Copy each line of the entries that contains the word "these".
┌─ Given entries
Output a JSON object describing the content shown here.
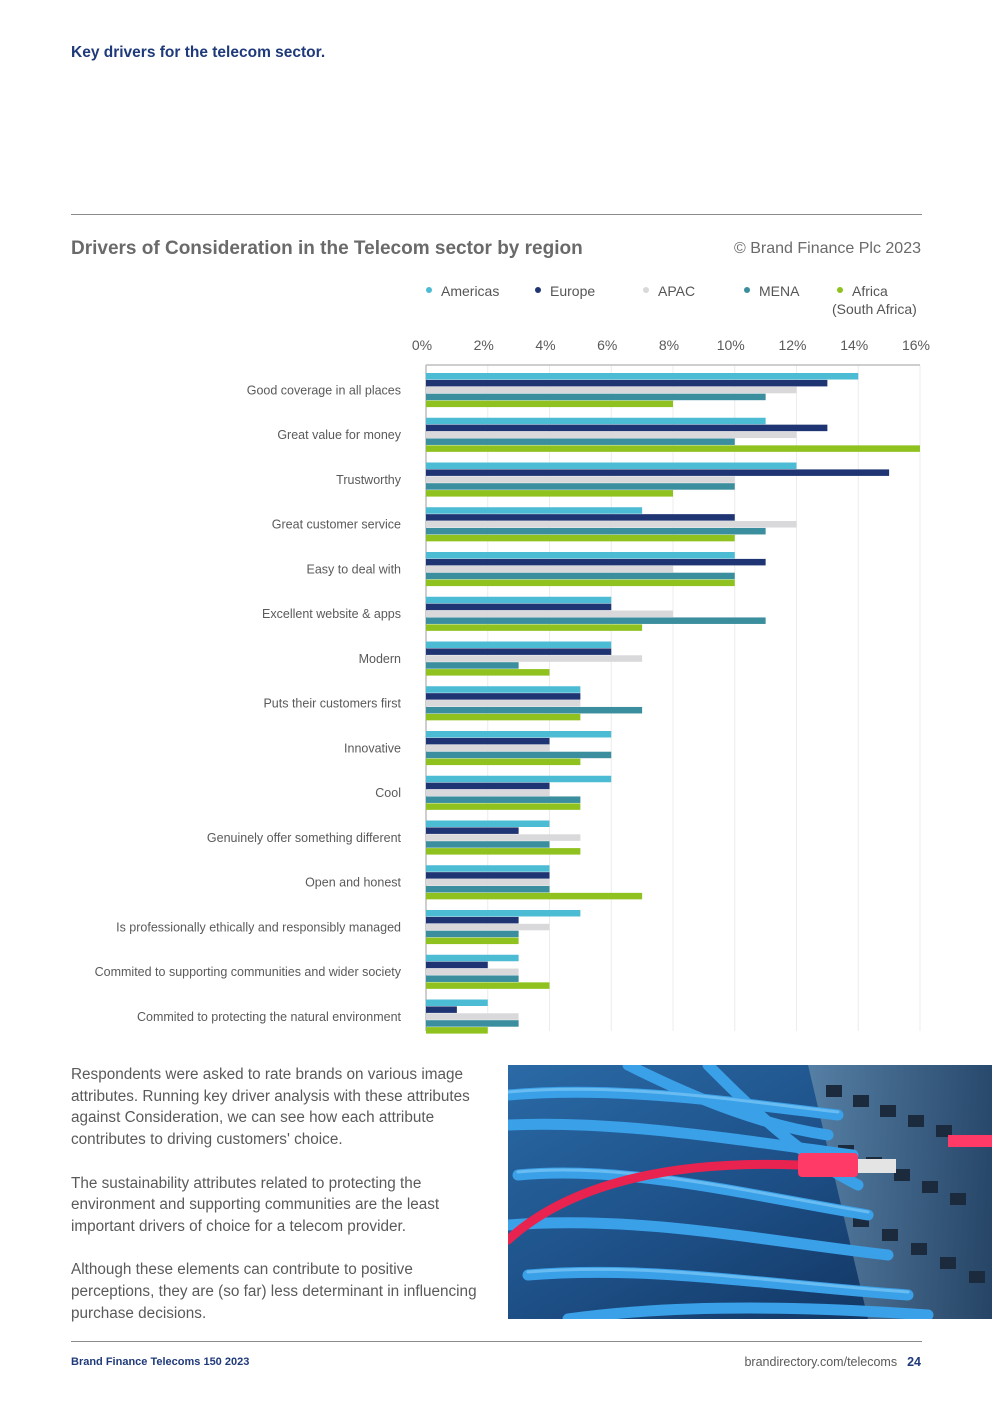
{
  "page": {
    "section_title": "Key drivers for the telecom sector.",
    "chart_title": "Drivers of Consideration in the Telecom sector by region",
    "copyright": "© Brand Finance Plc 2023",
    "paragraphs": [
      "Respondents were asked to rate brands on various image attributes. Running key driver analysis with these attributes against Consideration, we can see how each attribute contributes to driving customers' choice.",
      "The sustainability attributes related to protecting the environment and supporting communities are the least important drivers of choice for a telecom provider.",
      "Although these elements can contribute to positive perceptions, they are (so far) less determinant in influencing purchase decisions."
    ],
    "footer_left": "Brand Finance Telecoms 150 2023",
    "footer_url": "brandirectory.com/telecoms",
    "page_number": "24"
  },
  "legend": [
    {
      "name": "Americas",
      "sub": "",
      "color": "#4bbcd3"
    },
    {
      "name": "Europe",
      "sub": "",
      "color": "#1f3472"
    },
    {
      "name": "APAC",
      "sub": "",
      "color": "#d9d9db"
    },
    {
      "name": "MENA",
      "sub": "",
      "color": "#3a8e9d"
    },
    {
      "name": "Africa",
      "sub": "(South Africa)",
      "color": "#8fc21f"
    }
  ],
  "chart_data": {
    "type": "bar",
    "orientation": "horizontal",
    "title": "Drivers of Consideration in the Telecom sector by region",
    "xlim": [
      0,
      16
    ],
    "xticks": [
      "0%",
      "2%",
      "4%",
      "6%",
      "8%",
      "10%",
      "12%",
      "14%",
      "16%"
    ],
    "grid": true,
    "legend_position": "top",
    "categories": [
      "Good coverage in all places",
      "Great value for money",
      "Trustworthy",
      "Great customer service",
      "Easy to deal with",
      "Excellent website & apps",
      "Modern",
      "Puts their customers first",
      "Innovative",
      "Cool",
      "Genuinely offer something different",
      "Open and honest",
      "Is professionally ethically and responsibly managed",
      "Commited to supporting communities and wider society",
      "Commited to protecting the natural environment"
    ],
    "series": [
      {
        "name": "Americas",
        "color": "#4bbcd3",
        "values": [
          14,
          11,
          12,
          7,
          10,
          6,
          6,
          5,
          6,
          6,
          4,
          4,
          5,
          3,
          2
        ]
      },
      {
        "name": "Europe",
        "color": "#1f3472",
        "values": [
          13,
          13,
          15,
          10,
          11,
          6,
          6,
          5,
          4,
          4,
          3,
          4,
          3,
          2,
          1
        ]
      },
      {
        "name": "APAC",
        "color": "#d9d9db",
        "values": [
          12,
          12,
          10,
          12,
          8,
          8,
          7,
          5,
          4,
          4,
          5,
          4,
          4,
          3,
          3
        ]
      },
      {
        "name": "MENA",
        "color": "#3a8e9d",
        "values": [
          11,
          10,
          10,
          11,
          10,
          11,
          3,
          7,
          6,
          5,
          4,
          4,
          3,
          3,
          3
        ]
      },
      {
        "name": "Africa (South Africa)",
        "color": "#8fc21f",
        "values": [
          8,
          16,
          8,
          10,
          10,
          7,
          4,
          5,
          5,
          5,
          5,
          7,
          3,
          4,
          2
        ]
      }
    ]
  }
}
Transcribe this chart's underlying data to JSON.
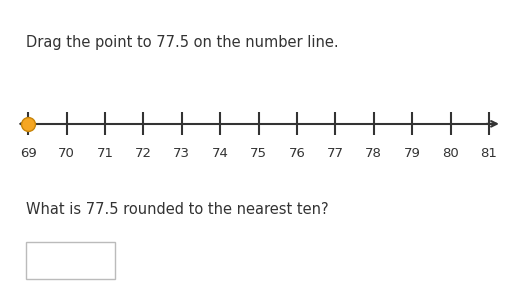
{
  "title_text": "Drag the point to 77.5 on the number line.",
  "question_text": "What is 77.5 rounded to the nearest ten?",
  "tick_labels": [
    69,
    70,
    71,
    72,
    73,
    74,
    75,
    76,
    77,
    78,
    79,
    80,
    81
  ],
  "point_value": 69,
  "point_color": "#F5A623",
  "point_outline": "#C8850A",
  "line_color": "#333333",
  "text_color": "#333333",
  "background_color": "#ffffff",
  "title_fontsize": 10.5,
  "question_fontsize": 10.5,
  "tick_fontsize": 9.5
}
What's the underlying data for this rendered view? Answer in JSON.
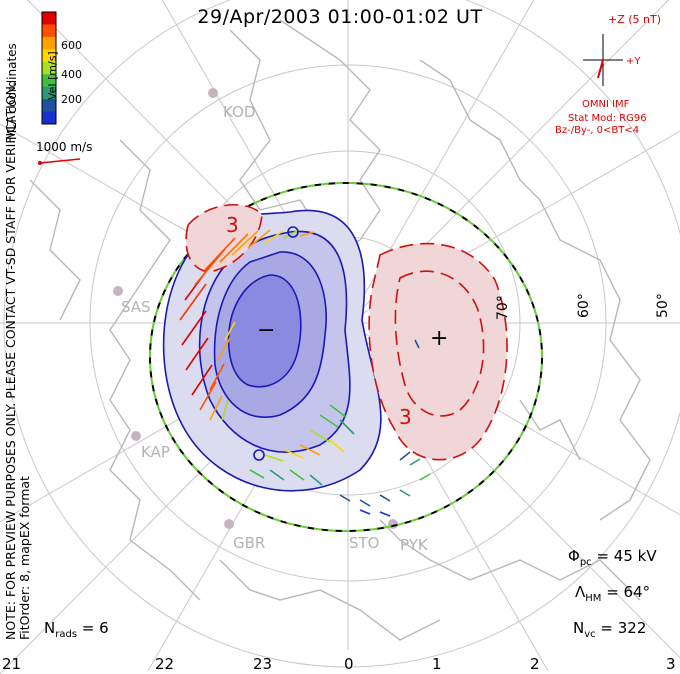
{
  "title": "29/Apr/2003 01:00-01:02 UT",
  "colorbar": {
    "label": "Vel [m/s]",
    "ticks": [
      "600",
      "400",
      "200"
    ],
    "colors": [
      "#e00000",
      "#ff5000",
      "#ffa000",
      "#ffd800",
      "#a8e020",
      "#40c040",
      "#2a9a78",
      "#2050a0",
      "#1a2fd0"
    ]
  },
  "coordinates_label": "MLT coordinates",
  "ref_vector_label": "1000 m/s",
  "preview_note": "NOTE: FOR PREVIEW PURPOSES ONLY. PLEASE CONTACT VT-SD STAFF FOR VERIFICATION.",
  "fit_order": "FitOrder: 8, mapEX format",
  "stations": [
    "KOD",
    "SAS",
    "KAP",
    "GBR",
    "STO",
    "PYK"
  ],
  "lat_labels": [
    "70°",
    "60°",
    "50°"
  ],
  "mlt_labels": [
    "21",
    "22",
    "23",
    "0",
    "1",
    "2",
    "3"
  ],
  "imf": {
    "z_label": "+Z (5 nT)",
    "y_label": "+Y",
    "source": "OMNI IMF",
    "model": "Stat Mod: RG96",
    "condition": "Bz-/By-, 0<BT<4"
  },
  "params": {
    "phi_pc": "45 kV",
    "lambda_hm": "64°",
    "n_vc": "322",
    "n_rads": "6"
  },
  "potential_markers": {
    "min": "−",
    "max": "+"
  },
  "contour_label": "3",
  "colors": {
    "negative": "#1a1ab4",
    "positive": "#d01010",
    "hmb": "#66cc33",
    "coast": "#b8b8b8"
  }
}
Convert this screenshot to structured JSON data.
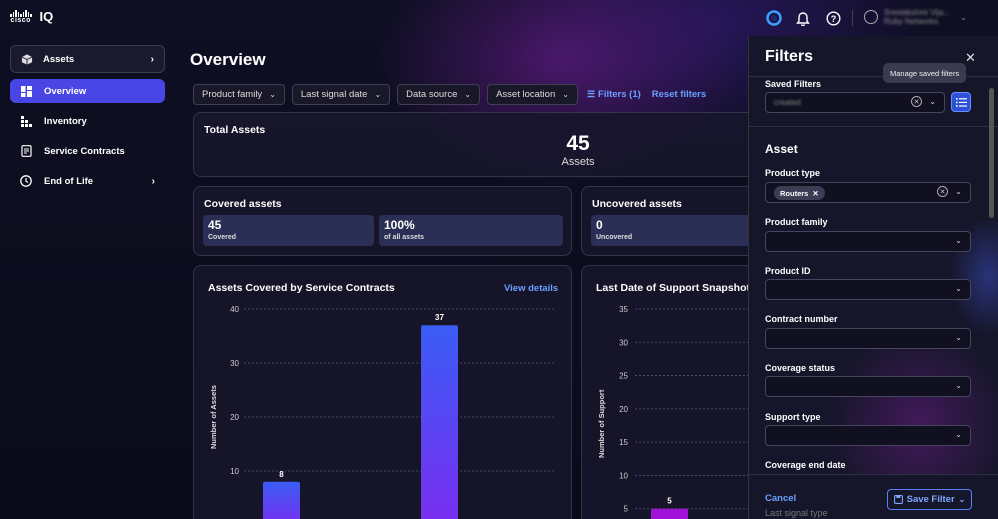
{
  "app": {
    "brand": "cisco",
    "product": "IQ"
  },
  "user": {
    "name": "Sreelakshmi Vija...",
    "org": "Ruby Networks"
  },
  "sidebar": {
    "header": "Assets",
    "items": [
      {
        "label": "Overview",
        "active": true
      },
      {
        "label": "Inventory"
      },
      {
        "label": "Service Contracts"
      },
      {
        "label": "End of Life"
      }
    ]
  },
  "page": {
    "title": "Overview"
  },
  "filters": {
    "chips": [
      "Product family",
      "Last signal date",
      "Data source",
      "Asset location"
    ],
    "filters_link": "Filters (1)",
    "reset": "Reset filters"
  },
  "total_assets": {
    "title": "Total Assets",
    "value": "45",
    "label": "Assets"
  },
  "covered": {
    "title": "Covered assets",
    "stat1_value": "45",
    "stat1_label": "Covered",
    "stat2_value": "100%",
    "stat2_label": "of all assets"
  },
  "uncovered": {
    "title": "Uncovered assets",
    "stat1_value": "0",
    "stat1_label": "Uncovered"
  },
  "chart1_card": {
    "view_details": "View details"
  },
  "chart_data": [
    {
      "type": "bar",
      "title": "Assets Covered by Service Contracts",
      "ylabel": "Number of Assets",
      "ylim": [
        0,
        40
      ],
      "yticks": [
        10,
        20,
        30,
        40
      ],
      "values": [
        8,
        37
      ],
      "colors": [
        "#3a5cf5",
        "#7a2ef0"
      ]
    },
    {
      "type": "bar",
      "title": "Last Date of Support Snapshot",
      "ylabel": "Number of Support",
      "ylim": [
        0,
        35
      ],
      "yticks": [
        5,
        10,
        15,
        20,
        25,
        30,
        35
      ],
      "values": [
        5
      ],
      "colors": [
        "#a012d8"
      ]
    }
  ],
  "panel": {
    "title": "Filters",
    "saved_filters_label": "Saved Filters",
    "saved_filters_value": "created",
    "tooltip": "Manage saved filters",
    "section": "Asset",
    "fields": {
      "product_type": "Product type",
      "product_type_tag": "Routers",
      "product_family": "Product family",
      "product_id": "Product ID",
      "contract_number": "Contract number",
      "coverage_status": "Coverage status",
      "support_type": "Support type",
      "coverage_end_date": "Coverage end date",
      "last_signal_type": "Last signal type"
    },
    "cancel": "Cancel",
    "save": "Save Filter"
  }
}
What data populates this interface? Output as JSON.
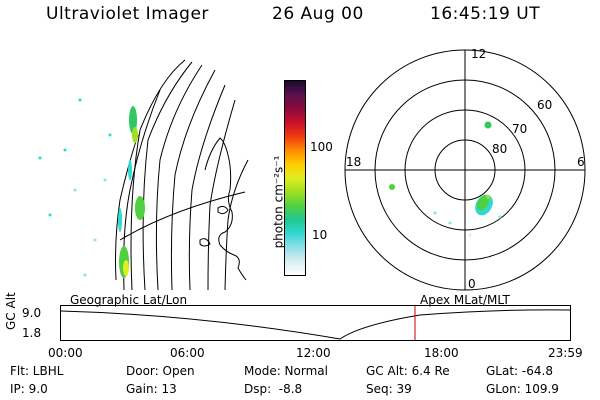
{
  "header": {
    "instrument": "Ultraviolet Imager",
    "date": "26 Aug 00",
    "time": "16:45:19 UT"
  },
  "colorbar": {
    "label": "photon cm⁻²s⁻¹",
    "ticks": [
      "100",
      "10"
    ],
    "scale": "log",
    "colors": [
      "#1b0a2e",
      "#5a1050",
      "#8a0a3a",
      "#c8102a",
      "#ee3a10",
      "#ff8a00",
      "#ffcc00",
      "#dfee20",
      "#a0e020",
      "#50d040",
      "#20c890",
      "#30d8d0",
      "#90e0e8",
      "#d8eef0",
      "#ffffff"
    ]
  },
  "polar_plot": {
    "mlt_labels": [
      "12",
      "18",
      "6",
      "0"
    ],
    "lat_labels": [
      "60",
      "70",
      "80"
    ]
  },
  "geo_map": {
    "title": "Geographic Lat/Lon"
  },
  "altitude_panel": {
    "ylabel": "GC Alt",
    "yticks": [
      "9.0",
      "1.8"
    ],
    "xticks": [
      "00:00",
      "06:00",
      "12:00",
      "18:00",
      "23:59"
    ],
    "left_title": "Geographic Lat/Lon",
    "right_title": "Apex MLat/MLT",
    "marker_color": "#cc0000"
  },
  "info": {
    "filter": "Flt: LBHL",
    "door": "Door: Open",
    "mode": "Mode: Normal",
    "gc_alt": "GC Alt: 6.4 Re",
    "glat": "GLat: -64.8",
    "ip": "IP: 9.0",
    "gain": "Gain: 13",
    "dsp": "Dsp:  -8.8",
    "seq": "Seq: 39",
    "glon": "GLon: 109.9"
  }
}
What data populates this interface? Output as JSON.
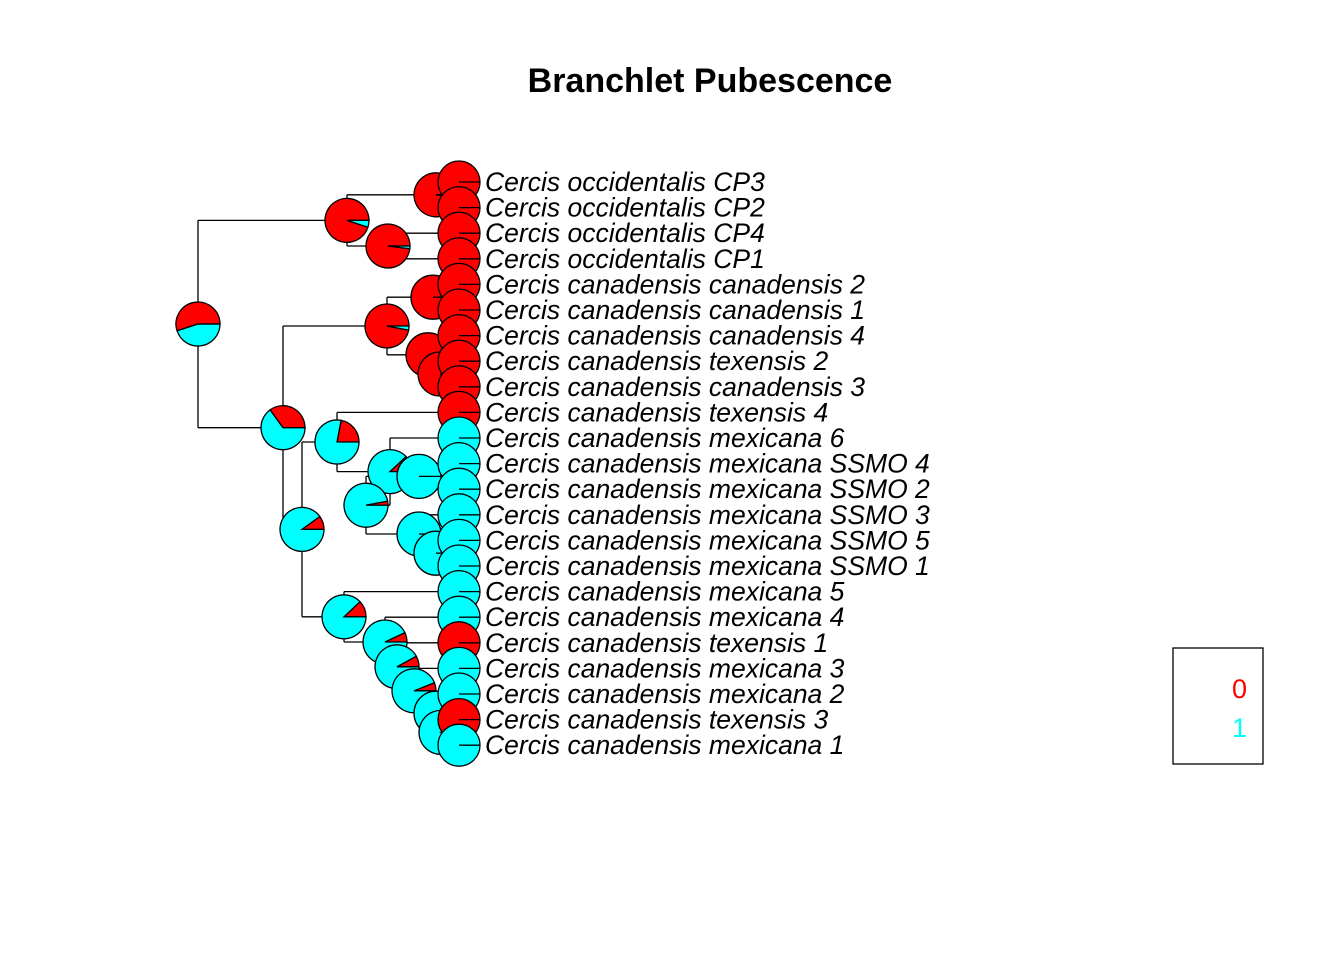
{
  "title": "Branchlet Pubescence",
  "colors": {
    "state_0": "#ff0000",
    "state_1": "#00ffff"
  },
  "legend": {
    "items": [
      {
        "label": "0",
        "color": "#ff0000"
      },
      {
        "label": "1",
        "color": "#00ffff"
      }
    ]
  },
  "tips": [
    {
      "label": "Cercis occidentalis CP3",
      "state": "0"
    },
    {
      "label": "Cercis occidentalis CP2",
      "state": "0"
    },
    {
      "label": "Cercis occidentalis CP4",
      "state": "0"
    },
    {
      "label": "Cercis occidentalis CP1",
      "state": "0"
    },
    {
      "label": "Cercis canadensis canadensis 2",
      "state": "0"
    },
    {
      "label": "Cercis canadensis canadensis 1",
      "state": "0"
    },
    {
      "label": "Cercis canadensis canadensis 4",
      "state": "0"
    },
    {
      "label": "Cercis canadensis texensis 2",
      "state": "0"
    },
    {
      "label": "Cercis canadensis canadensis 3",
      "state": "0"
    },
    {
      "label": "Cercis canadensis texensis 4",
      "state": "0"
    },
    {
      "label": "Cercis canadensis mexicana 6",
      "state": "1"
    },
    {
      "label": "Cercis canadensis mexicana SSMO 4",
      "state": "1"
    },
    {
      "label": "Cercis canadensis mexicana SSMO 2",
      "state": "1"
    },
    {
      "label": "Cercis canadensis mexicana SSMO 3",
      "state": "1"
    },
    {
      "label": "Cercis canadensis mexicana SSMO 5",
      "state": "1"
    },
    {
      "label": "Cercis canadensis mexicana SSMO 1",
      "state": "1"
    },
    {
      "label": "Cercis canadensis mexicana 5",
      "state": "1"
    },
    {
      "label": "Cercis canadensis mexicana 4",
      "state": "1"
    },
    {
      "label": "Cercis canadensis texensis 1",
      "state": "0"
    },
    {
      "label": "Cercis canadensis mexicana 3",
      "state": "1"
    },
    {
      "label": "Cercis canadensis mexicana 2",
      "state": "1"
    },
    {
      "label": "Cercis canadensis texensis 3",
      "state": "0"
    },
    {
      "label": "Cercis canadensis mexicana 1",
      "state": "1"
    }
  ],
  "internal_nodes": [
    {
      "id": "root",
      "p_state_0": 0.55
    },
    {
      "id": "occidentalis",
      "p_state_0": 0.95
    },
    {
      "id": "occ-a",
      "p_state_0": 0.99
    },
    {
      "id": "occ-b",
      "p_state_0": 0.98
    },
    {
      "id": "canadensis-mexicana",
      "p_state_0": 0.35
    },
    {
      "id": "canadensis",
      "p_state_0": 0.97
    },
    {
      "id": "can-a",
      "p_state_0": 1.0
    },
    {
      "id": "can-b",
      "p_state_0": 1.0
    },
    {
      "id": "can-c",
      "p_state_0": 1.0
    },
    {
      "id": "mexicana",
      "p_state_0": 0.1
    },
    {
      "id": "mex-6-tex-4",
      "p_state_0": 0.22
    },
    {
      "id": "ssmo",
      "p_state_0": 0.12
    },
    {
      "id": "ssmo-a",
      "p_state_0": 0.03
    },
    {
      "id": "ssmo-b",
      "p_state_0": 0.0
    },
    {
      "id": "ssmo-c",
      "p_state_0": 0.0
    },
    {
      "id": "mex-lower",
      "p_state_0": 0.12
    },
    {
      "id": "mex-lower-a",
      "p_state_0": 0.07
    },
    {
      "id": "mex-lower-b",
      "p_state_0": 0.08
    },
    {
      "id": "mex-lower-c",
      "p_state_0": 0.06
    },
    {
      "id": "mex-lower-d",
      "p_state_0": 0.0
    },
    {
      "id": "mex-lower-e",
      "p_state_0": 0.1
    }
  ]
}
└─
Output for this task:
      "Respondents were asked to rate brands on various image attributes. Running key driver analysis with these attributes against Consideration, we can see how each attribute contributes to driving customers' choice.",
      "Although these elements can contribute to positive perceptions, they are (so far) less determinant in influencing purchase decisions."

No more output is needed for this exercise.